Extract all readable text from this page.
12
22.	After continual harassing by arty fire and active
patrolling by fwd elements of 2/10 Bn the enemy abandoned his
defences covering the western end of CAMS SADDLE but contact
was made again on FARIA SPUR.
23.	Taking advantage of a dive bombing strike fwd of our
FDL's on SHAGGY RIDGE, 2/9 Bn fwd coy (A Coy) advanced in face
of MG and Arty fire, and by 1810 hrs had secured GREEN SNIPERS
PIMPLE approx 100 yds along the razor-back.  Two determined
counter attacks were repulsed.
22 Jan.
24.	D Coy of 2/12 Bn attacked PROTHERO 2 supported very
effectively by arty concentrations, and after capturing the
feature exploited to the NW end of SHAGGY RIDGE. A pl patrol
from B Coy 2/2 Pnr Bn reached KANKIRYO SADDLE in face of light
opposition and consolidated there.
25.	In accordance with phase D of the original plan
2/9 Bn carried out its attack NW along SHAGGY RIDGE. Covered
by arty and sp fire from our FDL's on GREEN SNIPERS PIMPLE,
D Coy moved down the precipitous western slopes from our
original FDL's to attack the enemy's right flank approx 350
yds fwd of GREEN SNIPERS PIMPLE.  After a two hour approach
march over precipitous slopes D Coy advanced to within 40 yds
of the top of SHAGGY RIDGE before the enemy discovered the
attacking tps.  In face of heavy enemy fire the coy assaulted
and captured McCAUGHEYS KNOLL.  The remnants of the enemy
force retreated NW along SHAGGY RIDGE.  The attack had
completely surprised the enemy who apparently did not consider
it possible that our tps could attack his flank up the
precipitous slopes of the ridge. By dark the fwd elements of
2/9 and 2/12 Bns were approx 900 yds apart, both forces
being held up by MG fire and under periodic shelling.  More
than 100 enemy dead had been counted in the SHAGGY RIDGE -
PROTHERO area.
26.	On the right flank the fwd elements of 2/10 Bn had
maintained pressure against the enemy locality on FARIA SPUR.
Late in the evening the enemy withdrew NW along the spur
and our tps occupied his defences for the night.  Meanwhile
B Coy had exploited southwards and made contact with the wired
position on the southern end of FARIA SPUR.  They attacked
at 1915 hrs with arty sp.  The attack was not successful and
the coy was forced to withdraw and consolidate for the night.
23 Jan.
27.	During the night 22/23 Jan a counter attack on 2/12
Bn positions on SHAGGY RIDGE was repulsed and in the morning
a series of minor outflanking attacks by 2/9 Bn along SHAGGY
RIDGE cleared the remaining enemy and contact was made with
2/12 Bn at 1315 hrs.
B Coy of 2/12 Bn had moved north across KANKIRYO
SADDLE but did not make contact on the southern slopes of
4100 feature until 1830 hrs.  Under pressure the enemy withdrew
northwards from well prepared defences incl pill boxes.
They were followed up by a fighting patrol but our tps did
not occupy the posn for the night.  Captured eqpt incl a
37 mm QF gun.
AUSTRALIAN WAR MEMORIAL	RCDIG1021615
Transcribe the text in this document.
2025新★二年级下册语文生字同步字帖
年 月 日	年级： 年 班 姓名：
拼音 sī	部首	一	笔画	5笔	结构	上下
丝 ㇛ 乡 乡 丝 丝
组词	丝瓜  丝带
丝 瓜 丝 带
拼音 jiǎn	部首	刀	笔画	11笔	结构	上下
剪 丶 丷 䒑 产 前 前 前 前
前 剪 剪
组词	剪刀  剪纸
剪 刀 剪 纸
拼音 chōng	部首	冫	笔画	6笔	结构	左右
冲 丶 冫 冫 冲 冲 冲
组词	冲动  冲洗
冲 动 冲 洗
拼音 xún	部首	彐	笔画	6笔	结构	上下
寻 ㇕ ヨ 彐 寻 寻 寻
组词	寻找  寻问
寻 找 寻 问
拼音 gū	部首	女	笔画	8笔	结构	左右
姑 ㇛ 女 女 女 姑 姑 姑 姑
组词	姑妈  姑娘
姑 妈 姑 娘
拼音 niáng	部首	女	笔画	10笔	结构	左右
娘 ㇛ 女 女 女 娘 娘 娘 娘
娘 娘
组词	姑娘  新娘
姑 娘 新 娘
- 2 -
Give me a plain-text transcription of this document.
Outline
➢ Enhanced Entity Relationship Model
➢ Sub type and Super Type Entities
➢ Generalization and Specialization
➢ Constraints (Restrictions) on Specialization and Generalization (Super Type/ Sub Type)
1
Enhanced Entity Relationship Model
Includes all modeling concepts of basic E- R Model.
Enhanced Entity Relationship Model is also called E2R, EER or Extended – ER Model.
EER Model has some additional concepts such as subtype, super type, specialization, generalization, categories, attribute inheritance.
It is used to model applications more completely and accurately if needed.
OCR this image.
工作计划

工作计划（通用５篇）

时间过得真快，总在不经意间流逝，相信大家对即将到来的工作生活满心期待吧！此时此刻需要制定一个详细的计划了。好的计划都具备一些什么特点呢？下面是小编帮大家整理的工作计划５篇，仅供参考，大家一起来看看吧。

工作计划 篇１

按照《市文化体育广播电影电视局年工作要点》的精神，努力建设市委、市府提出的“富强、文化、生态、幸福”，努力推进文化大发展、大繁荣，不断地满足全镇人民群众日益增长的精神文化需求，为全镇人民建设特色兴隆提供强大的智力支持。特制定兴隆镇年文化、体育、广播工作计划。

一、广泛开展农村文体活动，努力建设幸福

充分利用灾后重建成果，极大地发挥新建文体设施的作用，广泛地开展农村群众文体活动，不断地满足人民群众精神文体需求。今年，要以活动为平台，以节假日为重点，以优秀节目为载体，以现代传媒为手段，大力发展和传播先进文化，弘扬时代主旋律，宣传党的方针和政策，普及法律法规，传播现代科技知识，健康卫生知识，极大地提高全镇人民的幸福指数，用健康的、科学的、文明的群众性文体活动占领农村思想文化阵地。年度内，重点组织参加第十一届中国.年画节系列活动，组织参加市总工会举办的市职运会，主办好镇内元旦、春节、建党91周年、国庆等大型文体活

TASK PROMPT>
Reproduce each record exactly as it appears.

SOLUTION FOR THIS EXERCISE>
Extract all readable text from this page.
12
22.	After continual harassing by arty fire and active
patrolling by fwd elements of 2/10 Bn the enemy abandoned his
defences covering the western end of CAMS SADDLE but contact
was made again on FARIA SPUR.
23.	Taking advantage of a dive bombing strike fwd of our
FDL's on SHAGGY RIDGE, 2/9 Bn fwd coy (A Coy) advanced in face
of MG and Arty fire, and by 1810 hrs had secured GREEN SNIPERS
PIMPLE approx 100 yds along the razor-back.  Two determined
counter attacks were repulsed.
22 Jan.
24.	D Coy of 2/12 Bn attacked PROTHERO 2 supported very
effectively by arty concentrations, and after capturing the
feature exploited to the NW end of SHAGGY RIDGE. A pl patrol
from B Coy 2/2 Pnr Bn reached KANKIRYO SADDLE in face of light
opposition and consolidated there.
25.	In accordance with phase D of the original plan
2/9 Bn carried out its attack NW along SHAGGY RIDGE. Covered
by arty and sp fire from our FDL's on GREEN SNIPERS PIMPLE,
D Coy moved down the precipitous western slopes from our
original FDL's to attack the enemy's right flank approx 350
yds fwd of GREEN SNIPERS PIMPLE.  After a two hour approach
march over precipitous slopes D Coy advanced to within 40 yds
of the top of SHAGGY RIDGE before the enemy discovered the
attacking tps.  In face of heavy enemy fire the coy assaulted
and captured McCAUGHEYS KNOLL.  The remnants of the enemy
force retreated NW along SHAGGY RIDGE.  The attack had
completely surprised the enemy who apparently did not consider
it possible that our tps could attack his flank up the
precipitous slopes of the ridge. By dark the fwd elements of
2/9 and 2/12 Bns were approx 900 yds apart, both forces
being held up by MG fire and under periodic shelling.  More
than 100 enemy dead had been counted in the SHAGGY RIDGE -
PROTHERO area.
26.	On the right flank the fwd elements of 2/10 Bn had
maintained pressure against the enemy locality on FARIA SPUR.
Late in the evening the enemy withdrew NW along the spur
and our tps occupied his defences for the night.  Meanwhile
B Coy had exploited southwards and made contact with the wired
position on the southern end of FARIA SPUR.  They attacked
at 1915 hrs with arty sp.  The attack was not successful and
the coy was forced to withdraw and consolidate for the night.
23 Jan.
27.	During the night 22/23 Jan a counter attack on 2/12
Bn positions on SHAGGY RIDGE was repulsed and in the morning
a series of minor outflanking attacks by 2/9 Bn along SHAGGY
RIDGE cleared the remaining enemy and contact was made with
2/12 Bn at 1315 hrs.
B Coy of 2/12 Bn had moved north across KANKIRYO
SADDLE but did not make contact on the southern slopes of
4100 feature until 1830 hrs.  Under pressure the enemy withdrew
northwards from well prepared defences incl pill boxes.
They were followed up by a fighting patrol but our tps did
not occupy the posn for the night.  Captured eqpt incl a
37 mm QF gun.
AUSTRALIAN WAR MEMORIAL	RCDIG1021615
Transcribe the text in this document.
2025新★二年级下册语文生字同步字帖
年 月 日	年级： 年 班 姓名：
拼音 sī	部首	一	笔画	5笔	结构	上下
丝 ㇛ 乡 乡 丝 丝
组词	丝瓜  丝带
丝 瓜 丝 带
拼音 jiǎn	部首	刀	笔画	11笔	结构	上下
剪 丶 丷 䒑 产 前 前 前 前
前 剪 剪
组词	剪刀  剪纸
剪 刀 剪 纸
拼音 chōng	部首	冫	笔画	6笔	结构	左右
冲 丶 冫 冫 冲 冲 冲
组词	冲动  冲洗
冲 动 冲 洗
拼音 xún	部首	彐	笔画	6笔	结构	上下
寻 ㇕ ヨ 彐 寻 寻 寻
组词	寻找  寻问
寻 找 寻 问
拼音 gū	部首	女	笔画	8笔	结构	左右
姑 ㇛ 女 女 女 姑 姑 姑 姑
组词	姑妈  姑娘
姑 妈 姑 娘
拼音 niáng	部首	女	笔画	10笔	结构	左右
娘 ㇛ 女 女 女 娘 娘 娘 娘
娘 娘
组词	姑娘  新娘
姑 娘 新 娘
- 2 -
Give me a plain-text transcription of this document.
Outline
➢ Enhanced Entity Relationship Model
➢ Sub type and Super Type Entities
➢ Generalization and Specialization
➢ Constraints (Restrictions) on Specialization and Generalization (Super Type/ Sub Type)
1
Enhanced Entity Relationship Model
Includes all modeling concepts of basic E- R Model.
Enhanced Entity Relationship Model is also called E2R, EER or Extended – ER Model.
EER Model has some additional concepts such as subtype, super type, specialization, generalization, categories, attribute inheritance.
It is used to model applications more completely and accurately if needed.
OCR this image.
工作计划

工作计划（通用５篇）

时间过得真快，总在不经意间流逝，相信大家对即将到来的工作生活满心期待吧！此时此刻需要制定一个详细的计划了。好的计划都具备一些什么特点呢？下面是小编帮大家整理的工作计划５篇，仅供参考，大家一起来看看吧。

工作计划 篇１

按照《市文化体育广播电影电视局年工作要点》的精神，努力建设市委、市府提出的“富强、文化、生态、幸福”，努力推进文化大发展、大繁荣，不断地满足全镇人民群众日益增长的精神文化需求，为全镇人民建设特色兴隆提供强大的智力支持。特制定兴隆镇年文化、体育、广播工作计划。

一、广泛开展农村文体活动，努力建设幸福

充分利用灾后重建成果，极大地发挥新建文体设施的作用，广泛地开展农村群众文体活动，不断地满足人民群众精神文体需求。今年，要以活动为平台，以节假日为重点，以优秀节目为载体，以现代传媒为手段，大力发展和传播先进文化，弘扬时代主旋律，宣传党的方针和政策，普及法律法规，传播现代科技知识，健康卫生知识，极大地提高全镇人民的幸福指数，用健康的、科学的、文明的群众性文体活动占领农村思想文化阵地。年度内，重点组织参加第十一届中国.年画节系列活动，组织参加市总工会举办的市职运会，主办好镇内元旦、春节、建党91周年、国庆等大型文体活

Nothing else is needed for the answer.